### Data excerpts
****************
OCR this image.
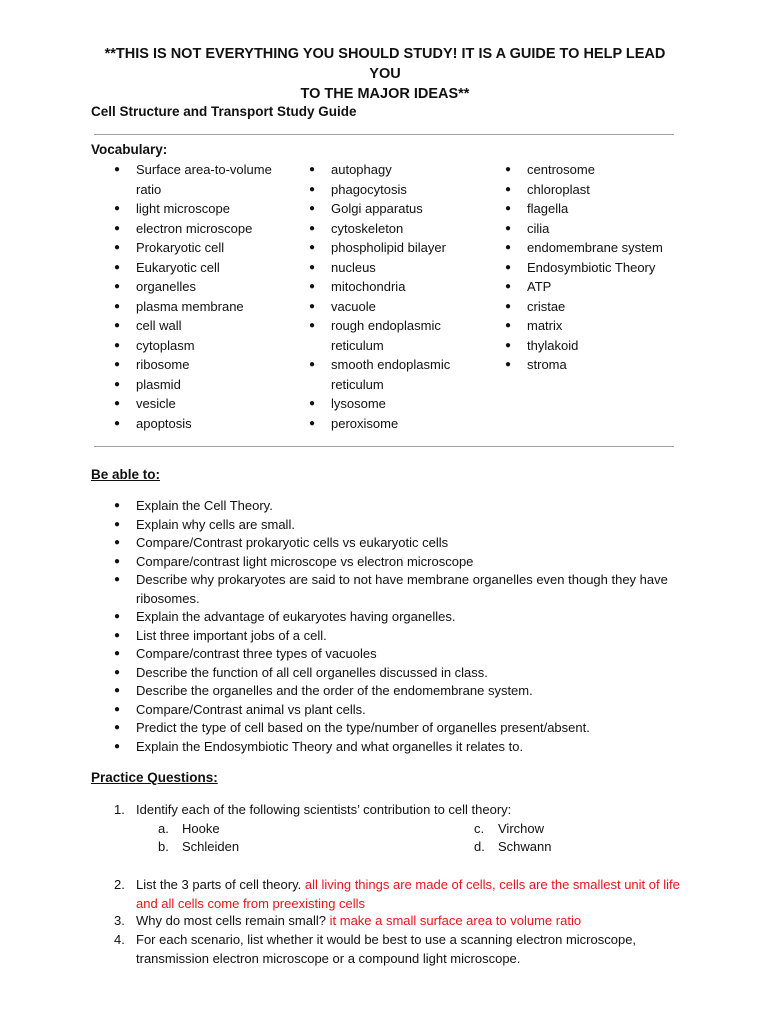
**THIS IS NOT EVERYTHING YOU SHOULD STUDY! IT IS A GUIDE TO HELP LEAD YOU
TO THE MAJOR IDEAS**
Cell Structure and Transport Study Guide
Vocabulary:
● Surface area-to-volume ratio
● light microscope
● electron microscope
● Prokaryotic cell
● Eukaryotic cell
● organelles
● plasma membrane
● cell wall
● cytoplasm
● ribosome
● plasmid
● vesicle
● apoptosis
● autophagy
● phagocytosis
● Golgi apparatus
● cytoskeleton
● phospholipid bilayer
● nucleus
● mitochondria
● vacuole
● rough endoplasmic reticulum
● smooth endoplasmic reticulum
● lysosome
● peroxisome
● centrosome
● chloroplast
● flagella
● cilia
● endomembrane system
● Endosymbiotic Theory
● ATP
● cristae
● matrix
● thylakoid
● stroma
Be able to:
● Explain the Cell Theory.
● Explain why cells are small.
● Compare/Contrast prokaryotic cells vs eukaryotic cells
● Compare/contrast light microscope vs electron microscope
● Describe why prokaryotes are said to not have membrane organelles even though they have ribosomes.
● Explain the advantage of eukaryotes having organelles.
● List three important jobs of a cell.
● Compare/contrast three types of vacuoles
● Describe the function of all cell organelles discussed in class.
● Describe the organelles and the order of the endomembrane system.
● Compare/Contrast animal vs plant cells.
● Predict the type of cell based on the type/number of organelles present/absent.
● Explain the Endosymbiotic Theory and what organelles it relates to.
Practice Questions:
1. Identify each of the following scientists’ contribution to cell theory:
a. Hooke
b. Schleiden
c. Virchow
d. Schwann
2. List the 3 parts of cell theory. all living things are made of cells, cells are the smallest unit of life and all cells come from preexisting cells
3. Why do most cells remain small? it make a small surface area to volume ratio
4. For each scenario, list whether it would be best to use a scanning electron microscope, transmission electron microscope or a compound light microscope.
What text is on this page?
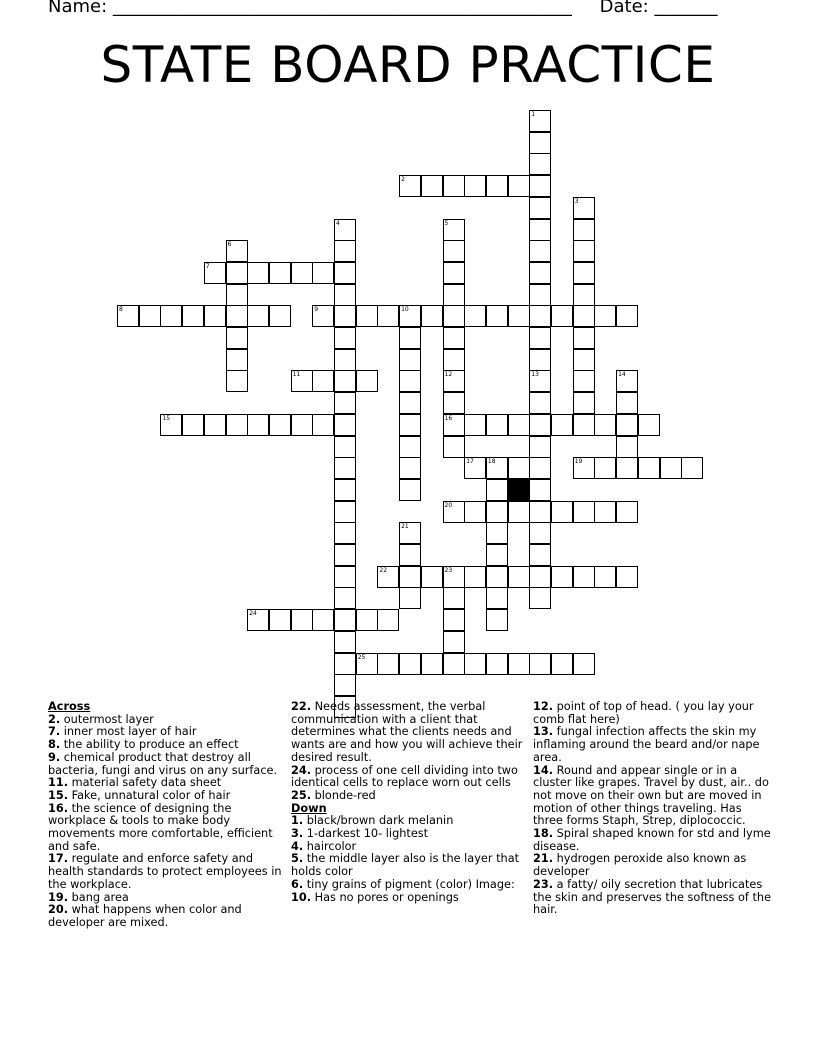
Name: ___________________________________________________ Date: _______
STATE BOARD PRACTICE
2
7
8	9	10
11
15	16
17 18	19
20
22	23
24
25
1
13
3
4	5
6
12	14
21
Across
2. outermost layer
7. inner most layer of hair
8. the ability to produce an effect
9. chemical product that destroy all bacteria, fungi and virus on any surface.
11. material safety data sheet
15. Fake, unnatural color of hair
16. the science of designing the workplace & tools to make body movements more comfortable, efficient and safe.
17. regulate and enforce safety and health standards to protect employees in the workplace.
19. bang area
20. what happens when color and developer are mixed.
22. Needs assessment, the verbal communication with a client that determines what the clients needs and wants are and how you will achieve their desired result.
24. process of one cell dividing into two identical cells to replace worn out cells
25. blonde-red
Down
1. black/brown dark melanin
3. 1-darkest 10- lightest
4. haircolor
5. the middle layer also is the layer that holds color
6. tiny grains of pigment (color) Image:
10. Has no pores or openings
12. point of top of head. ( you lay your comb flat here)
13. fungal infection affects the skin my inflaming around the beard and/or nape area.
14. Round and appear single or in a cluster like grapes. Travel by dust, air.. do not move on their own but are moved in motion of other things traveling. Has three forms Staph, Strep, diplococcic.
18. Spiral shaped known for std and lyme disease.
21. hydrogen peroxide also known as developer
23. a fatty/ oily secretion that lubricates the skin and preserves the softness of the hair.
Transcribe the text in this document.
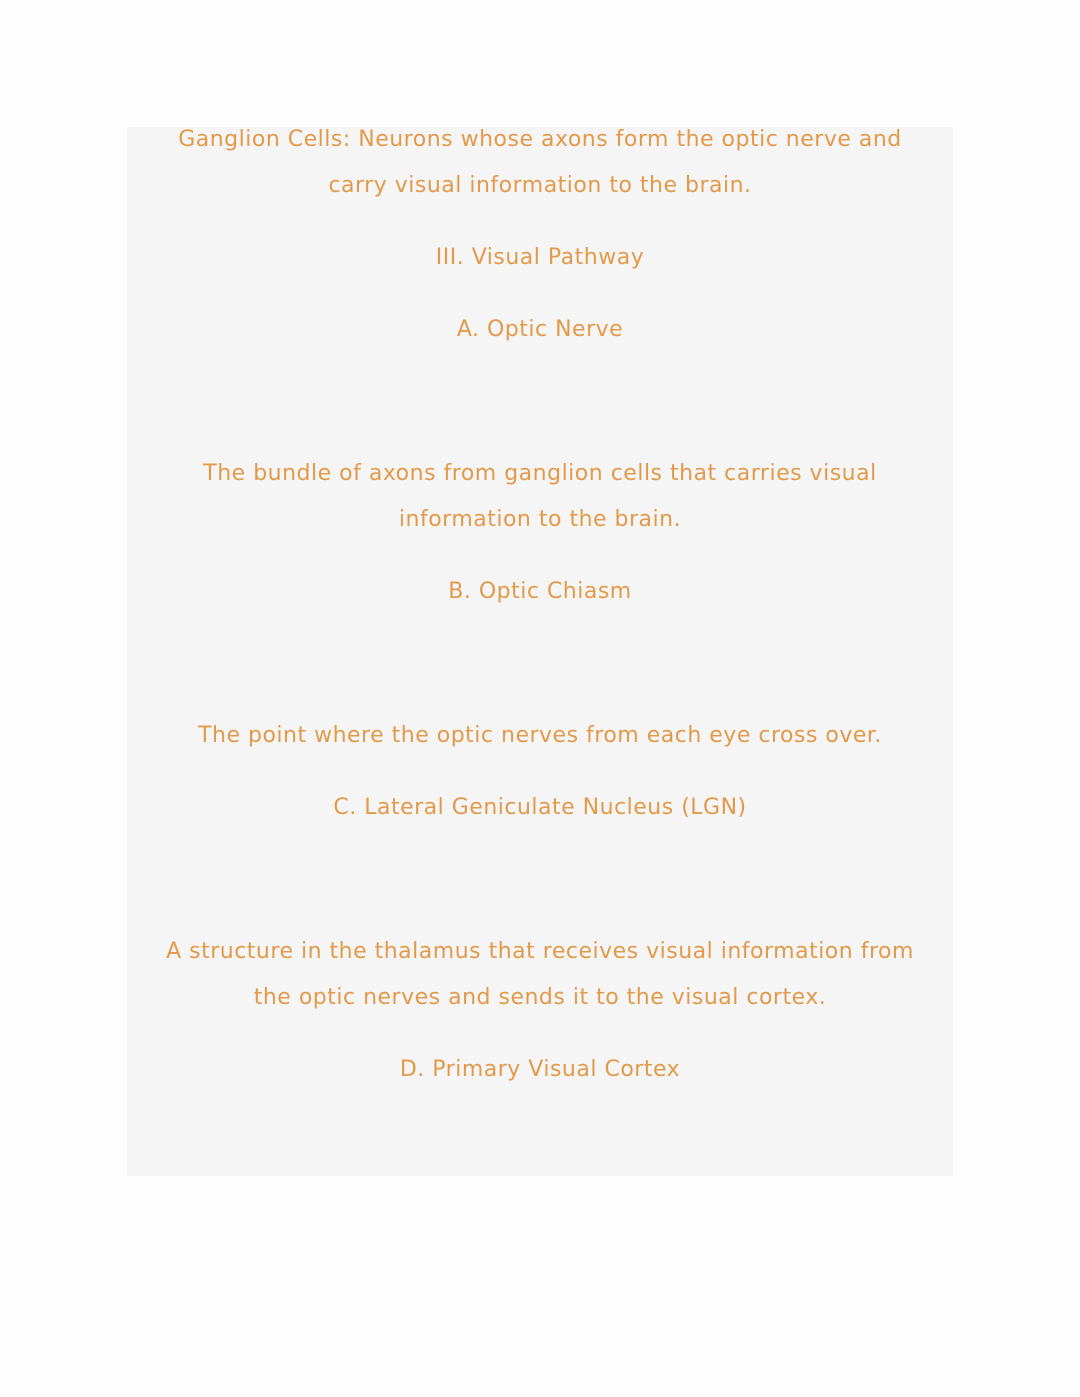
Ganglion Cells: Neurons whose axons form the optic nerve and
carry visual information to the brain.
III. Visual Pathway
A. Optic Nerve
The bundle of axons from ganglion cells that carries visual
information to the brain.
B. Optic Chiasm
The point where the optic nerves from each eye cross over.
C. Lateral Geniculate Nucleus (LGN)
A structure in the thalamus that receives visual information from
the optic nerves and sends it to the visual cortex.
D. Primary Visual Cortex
****************
Copy each line of the listing above that contains the word "workplace".

16. the science of designing the workplace & tools to make body movements more comfortable, efficient and safe.
17. regulate and enforce safety and health standards to protect employees in the workplace.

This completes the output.